• Short problem: Which lines hold the word "Place"? Copy each of them from the material.

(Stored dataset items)
- - - - -

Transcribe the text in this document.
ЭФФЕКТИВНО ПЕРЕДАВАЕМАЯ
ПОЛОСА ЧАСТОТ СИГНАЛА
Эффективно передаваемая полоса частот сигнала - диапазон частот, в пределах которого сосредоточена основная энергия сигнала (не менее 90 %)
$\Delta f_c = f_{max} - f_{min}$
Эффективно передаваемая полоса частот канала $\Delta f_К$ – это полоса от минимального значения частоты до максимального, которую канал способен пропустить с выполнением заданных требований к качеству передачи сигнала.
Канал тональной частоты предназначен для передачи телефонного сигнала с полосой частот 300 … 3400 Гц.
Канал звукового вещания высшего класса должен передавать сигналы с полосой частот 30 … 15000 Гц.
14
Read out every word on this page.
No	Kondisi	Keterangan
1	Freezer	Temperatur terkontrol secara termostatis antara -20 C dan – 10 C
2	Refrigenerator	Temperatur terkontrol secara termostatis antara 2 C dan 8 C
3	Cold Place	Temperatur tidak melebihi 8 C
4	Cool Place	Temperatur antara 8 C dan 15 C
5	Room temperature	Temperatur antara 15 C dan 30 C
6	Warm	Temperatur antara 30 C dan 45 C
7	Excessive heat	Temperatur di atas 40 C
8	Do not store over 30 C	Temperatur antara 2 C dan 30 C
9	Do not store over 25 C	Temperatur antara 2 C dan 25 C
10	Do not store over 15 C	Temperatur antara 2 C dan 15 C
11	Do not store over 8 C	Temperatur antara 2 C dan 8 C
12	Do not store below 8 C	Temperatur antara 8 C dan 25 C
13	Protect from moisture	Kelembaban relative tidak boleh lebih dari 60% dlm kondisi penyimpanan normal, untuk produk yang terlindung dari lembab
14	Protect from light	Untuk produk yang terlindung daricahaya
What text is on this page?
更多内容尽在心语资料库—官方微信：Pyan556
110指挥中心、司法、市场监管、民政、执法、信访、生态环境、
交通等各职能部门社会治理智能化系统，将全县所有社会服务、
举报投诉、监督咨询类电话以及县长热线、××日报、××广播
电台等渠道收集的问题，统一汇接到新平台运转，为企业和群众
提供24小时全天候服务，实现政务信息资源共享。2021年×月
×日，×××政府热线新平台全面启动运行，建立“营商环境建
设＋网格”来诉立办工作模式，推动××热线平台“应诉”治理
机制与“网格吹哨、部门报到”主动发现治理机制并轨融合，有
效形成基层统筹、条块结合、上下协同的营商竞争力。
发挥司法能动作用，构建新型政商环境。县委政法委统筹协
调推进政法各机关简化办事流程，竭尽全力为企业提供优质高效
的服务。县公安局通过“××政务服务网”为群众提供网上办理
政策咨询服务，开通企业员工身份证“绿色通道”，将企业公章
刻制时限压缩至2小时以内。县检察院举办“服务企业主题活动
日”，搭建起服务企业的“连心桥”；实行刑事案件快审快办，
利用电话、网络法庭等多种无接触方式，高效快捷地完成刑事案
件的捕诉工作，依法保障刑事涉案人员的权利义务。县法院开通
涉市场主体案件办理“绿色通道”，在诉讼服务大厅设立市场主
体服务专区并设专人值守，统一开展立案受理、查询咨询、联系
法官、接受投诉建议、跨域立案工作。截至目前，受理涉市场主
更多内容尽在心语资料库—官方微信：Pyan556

- - - - -

• Exercise output:
3	Cold Place	Temperatur tidak melebihi 8 C
4	Cool Place	Temperatur antara 8 C dan 15 C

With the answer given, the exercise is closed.